The exercise
Please swap every "station names" in the lines below for "stop names" and give all the lines again, with everything else unchanged.

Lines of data

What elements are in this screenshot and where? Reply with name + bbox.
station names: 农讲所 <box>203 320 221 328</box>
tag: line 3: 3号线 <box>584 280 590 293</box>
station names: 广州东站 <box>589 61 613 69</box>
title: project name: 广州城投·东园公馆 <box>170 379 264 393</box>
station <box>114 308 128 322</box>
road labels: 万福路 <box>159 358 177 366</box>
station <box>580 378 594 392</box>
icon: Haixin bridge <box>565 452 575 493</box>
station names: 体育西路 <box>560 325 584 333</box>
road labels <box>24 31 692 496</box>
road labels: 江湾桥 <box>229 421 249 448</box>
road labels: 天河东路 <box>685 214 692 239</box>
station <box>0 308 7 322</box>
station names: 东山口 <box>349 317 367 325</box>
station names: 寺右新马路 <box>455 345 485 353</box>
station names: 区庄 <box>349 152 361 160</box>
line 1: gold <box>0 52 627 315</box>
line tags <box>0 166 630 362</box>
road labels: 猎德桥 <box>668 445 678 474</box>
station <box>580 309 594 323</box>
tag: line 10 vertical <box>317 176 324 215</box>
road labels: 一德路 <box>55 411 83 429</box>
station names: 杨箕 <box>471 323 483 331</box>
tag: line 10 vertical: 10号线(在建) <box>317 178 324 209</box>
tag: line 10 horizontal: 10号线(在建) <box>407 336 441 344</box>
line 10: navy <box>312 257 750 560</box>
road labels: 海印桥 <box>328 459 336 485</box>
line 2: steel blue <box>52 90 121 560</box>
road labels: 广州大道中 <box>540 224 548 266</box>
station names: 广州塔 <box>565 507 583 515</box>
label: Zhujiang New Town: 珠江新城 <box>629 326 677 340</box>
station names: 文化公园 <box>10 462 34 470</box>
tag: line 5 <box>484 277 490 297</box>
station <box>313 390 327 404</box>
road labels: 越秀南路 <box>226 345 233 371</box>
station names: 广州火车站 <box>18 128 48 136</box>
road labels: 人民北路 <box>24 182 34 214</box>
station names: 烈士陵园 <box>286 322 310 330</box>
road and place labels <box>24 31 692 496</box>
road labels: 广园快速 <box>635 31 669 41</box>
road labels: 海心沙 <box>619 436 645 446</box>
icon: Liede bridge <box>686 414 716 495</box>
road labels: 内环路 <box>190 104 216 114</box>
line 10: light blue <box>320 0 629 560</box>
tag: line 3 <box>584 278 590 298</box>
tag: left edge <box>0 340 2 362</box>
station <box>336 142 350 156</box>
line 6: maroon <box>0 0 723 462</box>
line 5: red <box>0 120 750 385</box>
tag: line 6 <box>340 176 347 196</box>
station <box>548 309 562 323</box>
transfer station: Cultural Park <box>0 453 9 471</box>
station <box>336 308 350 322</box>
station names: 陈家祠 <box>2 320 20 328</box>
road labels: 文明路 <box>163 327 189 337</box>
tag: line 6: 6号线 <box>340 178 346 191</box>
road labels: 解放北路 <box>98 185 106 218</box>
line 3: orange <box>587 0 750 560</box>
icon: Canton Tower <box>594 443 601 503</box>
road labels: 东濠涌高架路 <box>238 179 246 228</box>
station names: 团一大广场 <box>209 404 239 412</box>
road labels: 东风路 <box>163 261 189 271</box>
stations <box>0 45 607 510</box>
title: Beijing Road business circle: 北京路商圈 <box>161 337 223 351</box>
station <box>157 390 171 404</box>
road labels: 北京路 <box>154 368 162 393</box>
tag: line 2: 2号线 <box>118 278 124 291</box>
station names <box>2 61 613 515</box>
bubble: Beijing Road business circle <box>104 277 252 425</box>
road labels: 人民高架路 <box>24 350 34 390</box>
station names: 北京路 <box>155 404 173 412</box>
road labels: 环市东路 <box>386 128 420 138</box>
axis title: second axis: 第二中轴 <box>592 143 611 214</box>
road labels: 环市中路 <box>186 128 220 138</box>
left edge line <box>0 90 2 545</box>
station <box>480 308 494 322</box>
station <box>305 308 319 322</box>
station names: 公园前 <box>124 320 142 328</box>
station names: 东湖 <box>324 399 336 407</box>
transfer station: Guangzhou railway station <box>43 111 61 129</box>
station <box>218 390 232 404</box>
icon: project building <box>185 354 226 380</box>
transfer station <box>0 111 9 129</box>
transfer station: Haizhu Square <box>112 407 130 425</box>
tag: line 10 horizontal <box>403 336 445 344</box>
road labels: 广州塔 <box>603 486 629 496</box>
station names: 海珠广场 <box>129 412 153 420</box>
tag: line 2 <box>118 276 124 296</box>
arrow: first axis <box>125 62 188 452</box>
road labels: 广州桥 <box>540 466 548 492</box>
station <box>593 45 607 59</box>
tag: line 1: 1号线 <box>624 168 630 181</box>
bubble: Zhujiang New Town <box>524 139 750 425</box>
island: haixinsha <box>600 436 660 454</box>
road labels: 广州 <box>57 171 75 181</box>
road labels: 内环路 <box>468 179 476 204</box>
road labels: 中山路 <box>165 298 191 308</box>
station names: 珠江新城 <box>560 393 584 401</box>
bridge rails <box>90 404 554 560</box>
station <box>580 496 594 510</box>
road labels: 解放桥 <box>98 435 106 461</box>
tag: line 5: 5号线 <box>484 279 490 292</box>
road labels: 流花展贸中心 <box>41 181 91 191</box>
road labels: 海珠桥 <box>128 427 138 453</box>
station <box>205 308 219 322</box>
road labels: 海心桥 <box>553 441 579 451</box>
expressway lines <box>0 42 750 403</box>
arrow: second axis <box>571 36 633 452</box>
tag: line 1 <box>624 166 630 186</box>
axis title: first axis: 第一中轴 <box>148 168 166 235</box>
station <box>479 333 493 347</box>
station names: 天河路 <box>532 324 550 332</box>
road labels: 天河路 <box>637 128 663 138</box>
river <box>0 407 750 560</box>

Final answer
What elements are in this screenshot and where? Reply with name + bbox.
stop names: 农讲所 <box>203 320 221 328</box>
tag: line 3: 3号线 <box>584 280 590 293</box>
stop names: 广州东站 <box>589 61 613 69</box>
title: project name: 广州城投·东园公馆 <box>170 379 264 393</box>
station <box>114 308 128 322</box>
road labels: 万福路 <box>159 358 177 366</box>
station <box>580 378 594 392</box>
icon: Haixin bridge <box>565 452 575 493</box>
stop names: 体育西路 <box>560 325 584 333</box>
road labels <box>24 31 692 496</box>
road labels: 江湾桥 <box>229 421 249 448</box>
road labels: 天河东路 <box>685 214 692 239</box>
station <box>0 308 7 322</box>
stop names: 东山口 <box>349 317 367 325</box>
stop names: 寺右新马路 <box>455 345 485 353</box>
stop names: 区庄 <box>349 152 361 160</box>
line 1: gold <box>0 52 627 315</box>
line tags <box>0 166 630 362</box>
road labels: 猎德桥 <box>668 445 678 474</box>
station <box>580 309 594 323</box>
tag: line 10 vertical <box>317 176 324 215</box>
road labels: 一德路 <box>55 411 83 429</box>
stop names: 杨箕 <box>471 323 483 331</box>
tag: line 10 vertical: 10号线(在建) <box>317 178 324 209</box>
tag: line 10 horizontal: 10号线(在建) <box>407 336 441 344</box>
line 10: navy <box>312 257 750 560</box>
road labels: 海印桥 <box>328 459 336 485</box>
line 2: steel blue <box>52 90 121 560</box>
road labels: 广州大道中 <box>540 224 548 266</box>
stop names: 广州塔 <box>565 507 583 515</box>
label: Zhujiang New Town: 珠江新城 <box>629 326 677 340</box>
stop names: 文化公园 <box>10 462 34 470</box>
tag: line 5 <box>484 277 490 297</box>
station <box>313 390 327 404</box>
road labels: 越秀南路 <box>226 345 233 371</box>
stop names: 广州火车站 <box>18 128 48 136</box>
road labels: 人民北路 <box>24 182 34 214</box>
stop names: 烈士陵园 <box>286 322 310 330</box>
road and place labels <box>24 31 692 496</box>
road labels: 广园快速 <box>635 31 669 41</box>
road labels: 海心沙 <box>619 436 645 446</box>
icon: Liede bridge <box>686 414 716 495</box>
road labels: 内环路 <box>190 104 216 114</box>
line 10: light blue <box>320 0 629 560</box>
tag: line 3 <box>584 278 590 298</box>
tag: left edge <box>0 340 2 362</box>
station <box>336 142 350 156</box>
line 6: maroon <box>0 0 723 462</box>
line 5: red <box>0 120 750 385</box>
tag: line 6 <box>340 176 347 196</box>
station <box>548 309 562 323</box>
transfer station: Cultural Park <box>0 453 9 471</box>
station <box>336 308 350 322</box>
stop names: 陈家祠 <box>2 320 20 328</box>
road labels: 文明路 <box>163 327 189 337</box>
tag: line 6: 6号线 <box>340 178 346 191</box>
road labels: 解放北路 <box>98 185 106 218</box>
line 3: orange <box>587 0 750 560</box>
icon: Canton Tower <box>594 443 601 503</box>
road labels: 东濠涌高架路 <box>238 179 246 228</box>
stop names: 团一大广场 <box>209 404 239 412</box>
road labels: 东风路 <box>163 261 189 271</box>
stations <box>0 45 607 510</box>
title: Beijing Road business circle: 北京路商圈 <box>161 337 223 351</box>
station <box>157 390 171 404</box>
road labels: 北京路 <box>154 368 162 393</box>
tag: line 2: 2号线 <box>118 278 124 291</box>
stop names <box>2 61 613 515</box>
bubble: Beijing Road business circle <box>104 277 252 425</box>
road labels: 人民高架路 <box>24 350 34 390</box>
stop names: 北京路 <box>155 404 173 412</box>
road labels: 环市东路 <box>386 128 420 138</box>
axis title: second axis: 第二中轴 <box>592 143 611 214</box>
road labels: 环市中路 <box>186 128 220 138</box>
left edge line <box>0 90 2 545</box>
station <box>480 308 494 322</box>
station <box>305 308 319 322</box>
stop names: 公园前 <box>124 320 142 328</box>
stop names: 东湖 <box>324 399 336 407</box>
transfer station: Guangzhou railway station <box>43 111 61 129</box>
station <box>218 390 232 404</box>
icon: project building <box>185 354 226 380</box>
transfer station <box>0 111 9 129</box>
transfer station: Haizhu Square <box>112 407 130 425</box>
tag: line 10 horizontal <box>403 336 445 344</box>
road labels: 广州塔 <box>603 486 629 496</box>
stop names: 海珠广场 <box>129 412 153 420</box>
tag: line 2 <box>118 276 124 296</box>
arrow: first axis <box>125 62 188 452</box>
road labels: 广州桥 <box>540 466 548 492</box>
station <box>593 45 607 59</box>
tag: line 1: 1号线 <box>624 168 630 181</box>
bubble: Zhujiang New Town <box>524 139 750 425</box>
island: haixinsha <box>600 436 660 454</box>
road labels: 广州 <box>57 171 75 181</box>
road labels: 内环路 <box>468 179 476 204</box>
road labels: 中山路 <box>165 298 191 308</box>
stop names: 珠江新城 <box>560 393 584 401</box>
bridge rails <box>90 404 554 560</box>
station <box>580 496 594 510</box>
road labels: 解放桥 <box>98 435 106 461</box>
tag: line 5: 5号线 <box>484 279 490 292</box>
road labels: 流花展贸中心 <box>41 181 91 191</box>
road labels: 海珠桥 <box>128 427 138 453</box>
station <box>205 308 219 322</box>
road labels: 海心桥 <box>553 441 579 451</box>
expressway lines <box>0 42 750 403</box>
arrow: second axis <box>571 36 633 452</box>
tag: line 1 <box>624 166 630 186</box>
axis title: first axis: 第一中轴 <box>148 168 166 235</box>
station <box>479 333 493 347</box>
stop names: 天河路 <box>532 324 550 332</box>
road labels: 天河路 <box>637 128 663 138</box>
river <box>0 407 750 560</box>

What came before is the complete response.